[begin Data provided]

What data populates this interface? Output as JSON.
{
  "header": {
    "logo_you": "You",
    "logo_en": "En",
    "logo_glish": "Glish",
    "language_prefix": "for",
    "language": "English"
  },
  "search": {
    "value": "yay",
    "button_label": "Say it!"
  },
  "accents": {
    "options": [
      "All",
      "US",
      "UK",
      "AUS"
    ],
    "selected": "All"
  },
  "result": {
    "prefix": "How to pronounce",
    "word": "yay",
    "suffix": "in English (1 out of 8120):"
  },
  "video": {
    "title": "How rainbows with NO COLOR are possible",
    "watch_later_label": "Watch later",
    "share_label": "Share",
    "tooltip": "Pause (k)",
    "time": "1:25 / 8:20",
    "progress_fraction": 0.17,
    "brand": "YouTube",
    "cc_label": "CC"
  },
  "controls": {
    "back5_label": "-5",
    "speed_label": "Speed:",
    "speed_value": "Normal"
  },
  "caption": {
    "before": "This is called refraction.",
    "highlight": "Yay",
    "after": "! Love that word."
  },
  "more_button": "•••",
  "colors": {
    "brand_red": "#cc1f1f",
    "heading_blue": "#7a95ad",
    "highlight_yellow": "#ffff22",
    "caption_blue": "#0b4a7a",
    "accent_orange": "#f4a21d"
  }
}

[end Data provided]

* **Task objective**:
Take the entries above and copy them out exactly.

* **Response for this exercise**:
What data populates this interface? Output as JSON.
{
  "header": {
    "logo_you": "You",
    "logo_en": "En",
    "logo_glish": "Glish",
    "language_prefix": "for",
    "language": "English"
  },
  "search": {
    "value": "yay",
    "button_label": "Say it!"
  },
  "accents": {
    "options": [
      "All",
      "US",
      "UK",
      "AUS"
    ],
    "selected": "All"
  },
  "result": {
    "prefix": "How to pronounce",
    "word": "yay",
    "suffix": "in English (1 out of 8120):"
  },
  "video": {
    "title": "How rainbows with NO COLOR are possible",
    "watch_later_label": "Watch later",
    "share_label": "Share",
    "tooltip": "Pause (k)",
    "time": "1:25 / 8:20",
    "progress_fraction": 0.17,
    "brand": "YouTube",
    "cc_label": "CC"
  },
  "controls": {
    "back5_label": "-5",
    "speed_label": "Speed:",
    "speed_value": "Normal"
  },
  "caption": {
    "before": "This is called refraction.",
    "highlight": "Yay",
    "after": "! Love that word."
  },
  "more_button": "•••",
  "colors": {
    "brand_red": "#cc1f1f",
    "heading_blue": "#7a95ad",
    "highlight_yellow": "#ffff22",
    "caption_blue": "#0b4a7a",
    "accent_orange": "#f4a21d"
  }
}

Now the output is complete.